Search the data for the string "Technology" and extract every line where it appears.
####
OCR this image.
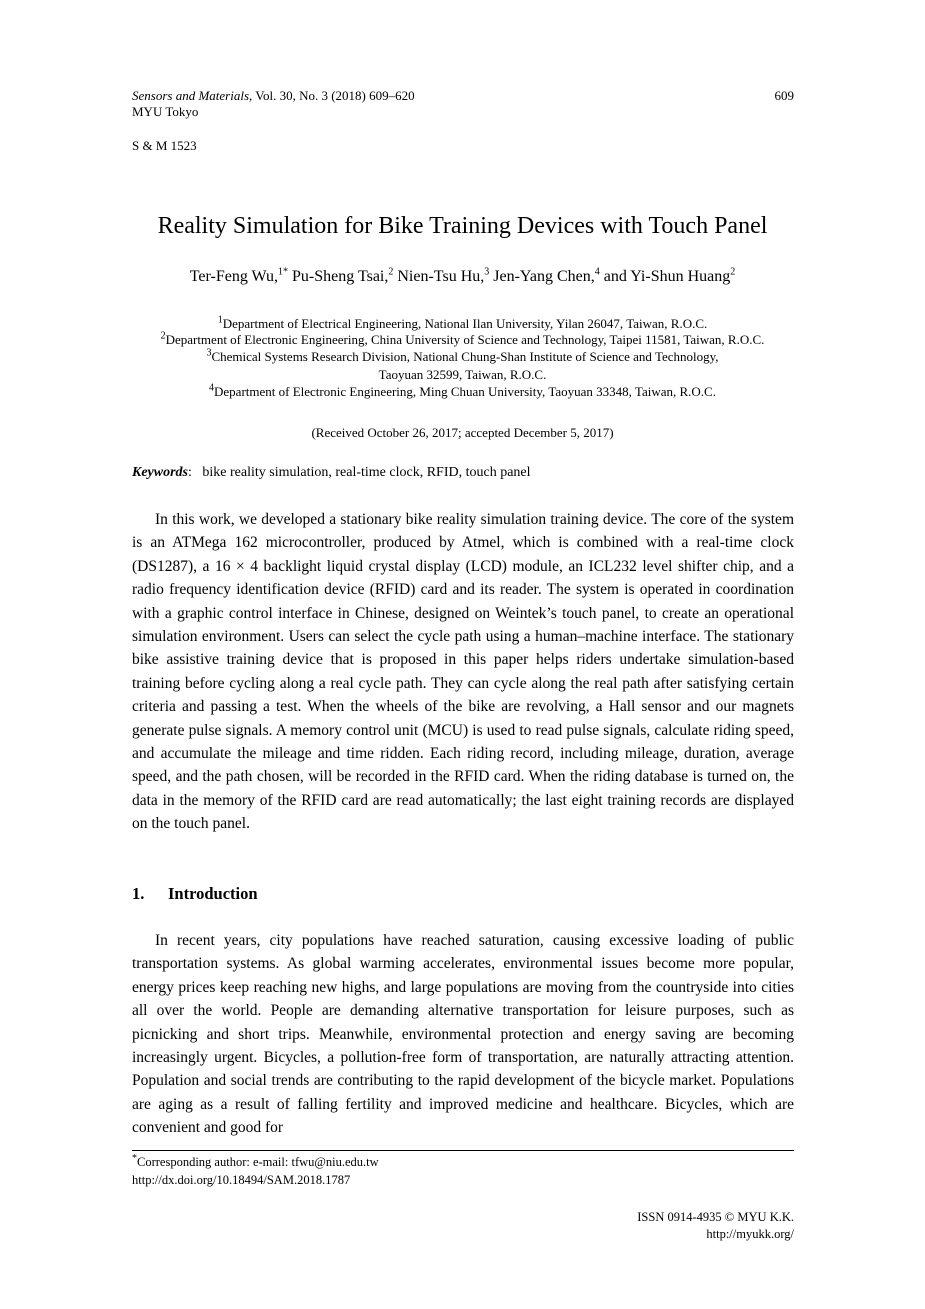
Sensors and Materials, Vol. 30, No. 3 (2018) 609–620	609
MYU Tokyo
S & M 1523
Reality Simulation for Bike Training Devices with Touch Panel
Ter-Feng Wu,$^{1*}$ Pu-Sheng Tsai,$^2$ Nien-Tsu Hu,$^3$ Jen-Yang Chen,$^4$ and Yi-Shun Huang$^2$
$^1$Department of Electrical Engineering, National Ilan University, Yilan 26047, Taiwan, R.O.C.
$^2$Department of Electronic Engineering, China University of Science and Technology, Taipei 11581, Taiwan, R.O.C.
$^3$Chemical Systems Research Division, National Chung-Shan Institute of Science and Technology,
Taoyuan 32599, Taiwan, R.O.C.
$^4$Department of Electronic Engineering, Ming Chuan University, Taoyuan 33348, Taiwan, R.O.C.
(Received October 26, 2017; accepted December 5, 2017)
Keywords: bike reality simulation, real-time clock, RFID, touch panel

In this work, we developed a stationary bike reality simulation training device. The core of the system is an ATMega 162 microcontroller, produced by Atmel, which is combined with a real-time clock (DS1287), a 16 × 4 backlight liquid crystal display (LCD) module, an ICL232 level shifter chip, and a radio frequency identification device (RFID) card and its reader. The system is operated in coordination with a graphic control interface in Chinese, designed on Weintek’s touch panel, to create an operational simulation environment. Users can select the cycle path using a human–machine interface. The stationary bike assistive training device that is proposed in this paper helps riders undertake simulation-based training before cycling along a real cycle path. They can cycle along the real path after satisfying certain criteria and passing a test. When the wheels of the bike are revolving, a Hall sensor and our magnets generate pulse signals. A memory control unit (MCU) is used to read pulse signals, calculate riding speed, and accumulate the mileage and time ridden. Each riding record, including mileage, duration, average speed, and the path chosen, will be recorded in the RFID card. When the riding database is turned on, the data in the memory of the RFID card are read automatically; the last eight training records are displayed on the touch panel.

1. Introduction

In recent years, city populations have reached saturation, causing excessive loading of public transportation systems. As global warming accelerates, environmental issues become more popular, energy prices keep reaching new highs, and large populations are moving from the countryside into cities all over the world. People are demanding alternative transportation for leisure purposes, such as picnicking and short trips. Meanwhile, environmental protection and energy saving are becoming increasingly urgent. Bicycles, a pollution-free form of transportation, are naturally attracting attention. Population and social trends are contributing to the rapid development of the bicycle market. Populations are aging as a result of falling fertility and improved medicine and healthcare. Bicycles, which are convenient and good for

*Corresponding author: e-mail: tfwu@niu.edu.tw
http://dx.doi.org/10.18494/SAM.2018.1787
ISSN 0914-4935 © MYU K.K.
http://myukk.org/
####
(Full response):
$^2$Department of Electronic Engineering, China University of Science and Technology, Taipei 11581, Taiwan, R.O.C.
$^3$Chemical Systems Research Division, National Chung-Shan Institute of Science and Technology,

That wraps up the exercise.